▸ Problem
Transcribe everything in the data word for word. Pictures are left out.

-- START Information provided --

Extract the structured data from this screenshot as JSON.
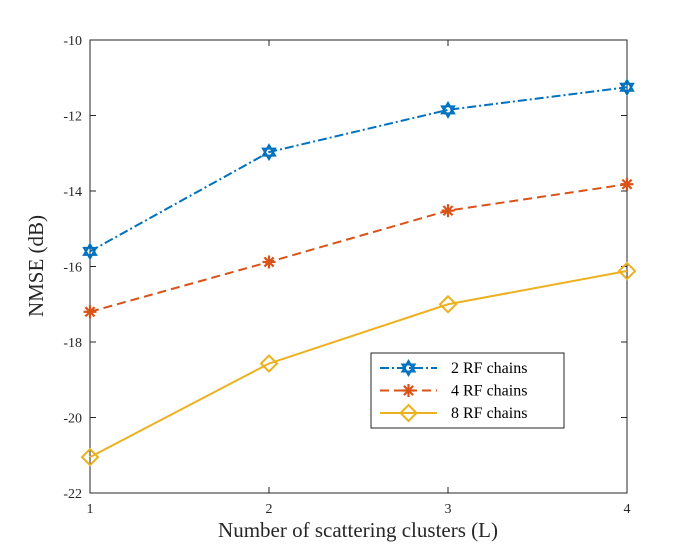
{
  "chart_data": {
    "type": "line",
    "title": "",
    "xlabel": "Number of scattering clusters (L)",
    "ylabel": "NMSE (dB)",
    "x": [
      1,
      2,
      3,
      4
    ],
    "xlim": [
      1,
      4
    ],
    "ylim": [
      -22,
      -10
    ],
    "xticks": [
      1,
      2,
      3,
      4
    ],
    "yticks": [
      -22,
      -20,
      -18,
      -16,
      -14,
      -12,
      -10
    ],
    "grid": false,
    "legend_position": "lower-right",
    "series": [
      {
        "name": "2 RF chains",
        "values": [
          -15.6,
          -12.97,
          -11.85,
          -11.25
        ],
        "color": "#0072BD",
        "line_style": "dash-dot",
        "marker": "hexagram"
      },
      {
        "name": "4 RF chains",
        "values": [
          -17.2,
          -15.88,
          -14.52,
          -13.82
        ],
        "color": "#D95319",
        "line_style": "dashed",
        "marker": "asterisk"
      },
      {
        "name": "8 RF chains",
        "values": [
          -21.05,
          -18.57,
          -17.0,
          -16.12
        ],
        "color": "#EDB120",
        "line_style": "solid",
        "marker": "diamond"
      }
    ]
  }
}
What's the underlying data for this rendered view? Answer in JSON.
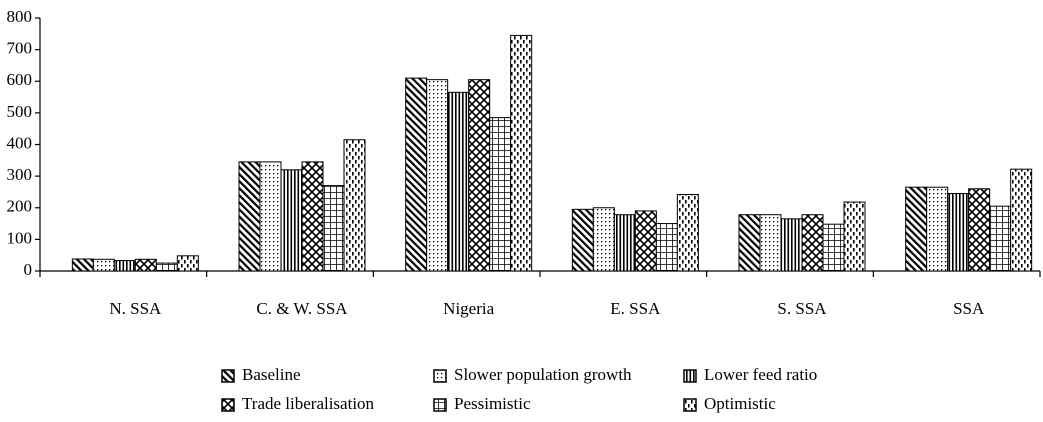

-- END Information provided --

▸ Result of this exercise
Extract the structured data from this screenshot as JSON.
{
  "chart_data": {
    "type": "line",
    "title": "",
    "xlabel": "Number of scattering clusters (L)",
    "ylabel": "NMSE (dB)",
    "x": [
      1,
      2,
      3,
      4
    ],
    "xlim": [
      1,
      4
    ],
    "ylim": [
      -22,
      -10
    ],
    "xticks": [
      1,
      2,
      3,
      4
    ],
    "yticks": [
      -22,
      -20,
      -18,
      -16,
      -14,
      -12,
      -10
    ],
    "grid": false,
    "legend_position": "lower-right",
    "series": [
      {
        "name": "2 RF chains",
        "values": [
          -15.6,
          -12.97,
          -11.85,
          -11.25
        ],
        "color": "#0072BD",
        "line_style": "dash-dot",
        "marker": "hexagram"
      },
      {
        "name": "4 RF chains",
        "values": [
          -17.2,
          -15.88,
          -14.52,
          -13.82
        ],
        "color": "#D95319",
        "line_style": "dashed",
        "marker": "asterisk"
      },
      {
        "name": "8 RF chains",
        "values": [
          -21.05,
          -18.57,
          -17.0,
          -16.12
        ],
        "color": "#EDB120",
        "line_style": "solid",
        "marker": "diamond"
      }
    ]
  }
}
What's the underlying data for this rendered view? Answer in JSON.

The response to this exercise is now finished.